Omit every picture and output the rest of the records exactly as they are.

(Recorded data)
- - -

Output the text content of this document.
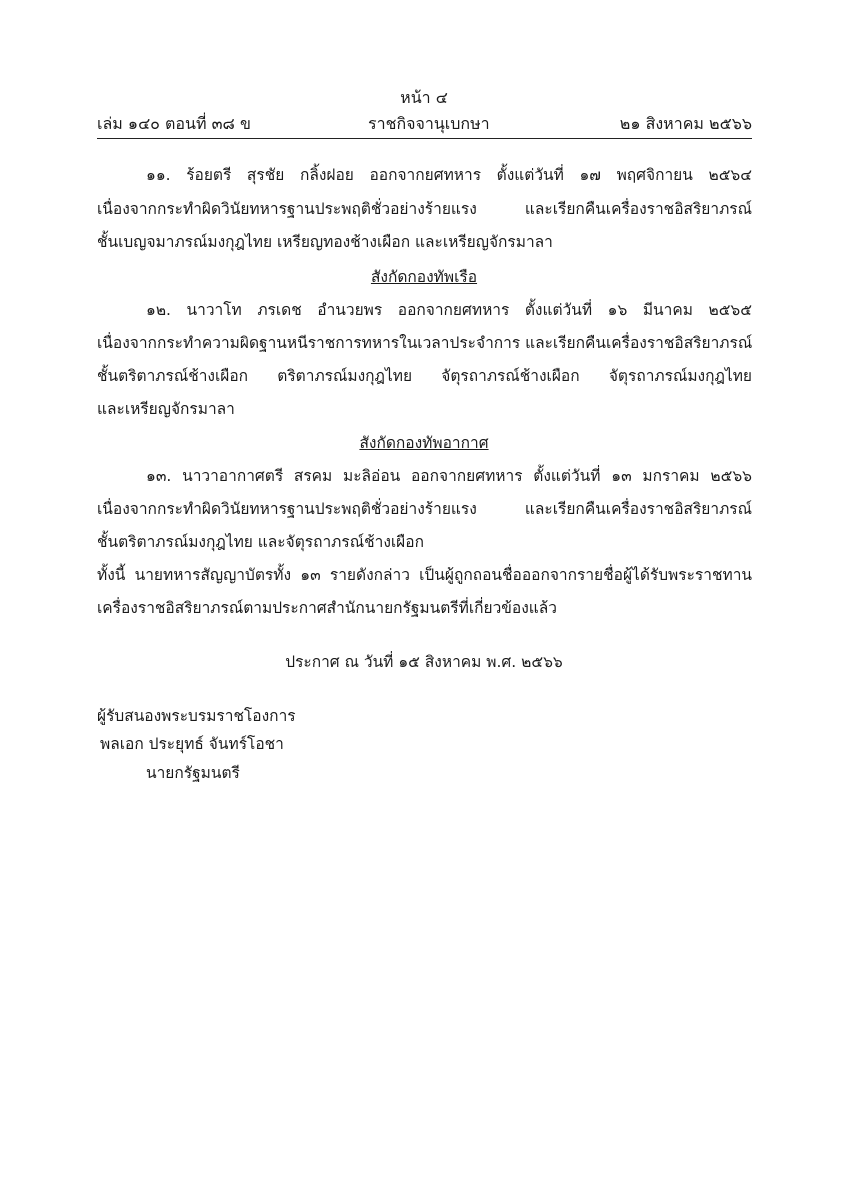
หน้า ๔
เล่ม ๑๔๐ ตอนที่ ๓๘ ข	ราชกิจจานุเบกษา	๒๑ สิงหาคม ๒๕๖๖
๑๑. ร้อยตรี สุรชัย กลิ้งฝอย ออกจากยศทหาร ตั้งแต่วันที่ ๑๗ พฤศจิกายน ๒๕๖๔
เนื่องจากกระทำผิดวินัยทหารฐานประพฤติชั่วอย่างร้ายแรง และเรียกคืนเครื่องราชอิสริยาภรณ์
ชั้นเบญจมาภรณ์มงกุฎไทย เหรียญทองช้างเผือก และเหรียญจักรมาลา
สังกัดกองทัพเรือ
๑๒. นาวาโท ภรเดช อำนวยพร ออกจากยศทหาร ตั้งแต่วันที่ ๑๖ มีนาคม ๒๕๖๕
เนื่องจากกระทำความผิดฐานหนีราชการทหารในเวลาประจำการ และเรียกคืนเครื่องราชอิสริยาภรณ์
ชั้นตริตาภรณ์ช้างเผือก ตริตาภรณ์มงกุฎไทย จัตุรถาภรณ์ช้างเผือก จัตุรถาภรณ์มงกุฎไทย
และเหรียญจักรมาลา
สังกัดกองทัพอากาศ
๑๓. นาวาอากาศตรี สรคม มะลิอ่อน ออกจากยศทหาร ตั้งแต่วันที่ ๑๓ มกราคม ๒๕๖๖
เนื่องจากกระทำผิดวินัยทหารฐานประพฤติชั่วอย่างร้ายแรง และเรียกคืนเครื่องราชอิสริยาภรณ์
ชั้นตริตาภรณ์มงกุฎไทย และจัตุรถาภรณ์ช้างเผือก
ทั้งนี้ นายทหารสัญญาบัตรทั้ง ๑๓ รายดังกล่าว เป็นผู้ถูกถอนชื่อออกจากรายชื่อผู้ได้รับพระราชทาน
เครื่องราชอิสริยาภรณ์ตามประกาศสำนักนายกรัฐมนตรีที่เกี่ยวข้องแล้ว
ประกาศ ณ วันที่ ๑๕ สิงหาคม พ.ศ. ๒๕๖๖
ผู้รับสนองพระบรมราชโองการ
พลเอก ประยุทธ์ จันทร์โอชา
นายกรัฐมนตรี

- - -

## CORRECT ANSWER
Output the text content of this document.
หน้า ๔
เล่ม ๑๔๐ ตอนที่ ๓๘ ข	ราชกิจจานุเบกษา	๒๑ สิงหาคม ๒๕๖๖
๑๑. ร้อยตรี สุรชัย กลิ้งฝอย ออกจากยศทหาร ตั้งแต่วันที่ ๑๗ พฤศจิกายน ๒๕๖๔
เนื่องจากกระทำผิดวินัยทหารฐานประพฤติชั่วอย่างร้ายแรง และเรียกคืนเครื่องราชอิสริยาภรณ์
ชั้นเบญจมาภรณ์มงกุฎไทย เหรียญทองช้างเผือก และเหรียญจักรมาลา
สังกัดกองทัพเรือ
๑๒. นาวาโท ภรเดช อำนวยพร ออกจากยศทหาร ตั้งแต่วันที่ ๑๖ มีนาคม ๒๕๖๕
เนื่องจากกระทำความผิดฐานหนีราชการทหารในเวลาประจำการ และเรียกคืนเครื่องราชอิสริยาภรณ์
ชั้นตริตาภรณ์ช้างเผือก ตริตาภรณ์มงกุฎไทย จัตุรถาภรณ์ช้างเผือก จัตุรถาภรณ์มงกุฎไทย
และเหรียญจักรมาลา
สังกัดกองทัพอากาศ
๑๓. นาวาอากาศตรี สรคม มะลิอ่อน ออกจากยศทหาร ตั้งแต่วันที่ ๑๓ มกราคม ๒๕๖๖
เนื่องจากกระทำผิดวินัยทหารฐานประพฤติชั่วอย่างร้ายแรง และเรียกคืนเครื่องราชอิสริยาภรณ์
ชั้นตริตาภรณ์มงกุฎไทย และจัตุรถาภรณ์ช้างเผือก
ทั้งนี้ นายทหารสัญญาบัตรทั้ง ๑๓ รายดังกล่าว เป็นผู้ถูกถอนชื่อออกจากรายชื่อผู้ได้รับพระราชทาน
เครื่องราชอิสริยาภรณ์ตามประกาศสำนักนายกรัฐมนตรีที่เกี่ยวข้องแล้ว
ประกาศ ณ วันที่ ๑๕ สิงหาคม พ.ศ. ๒๕๖๖
ผู้รับสนองพระบรมราชโองการ
พลเอก ประยุทธ์ จันทร์โอชา
นายกรัฐมนตรี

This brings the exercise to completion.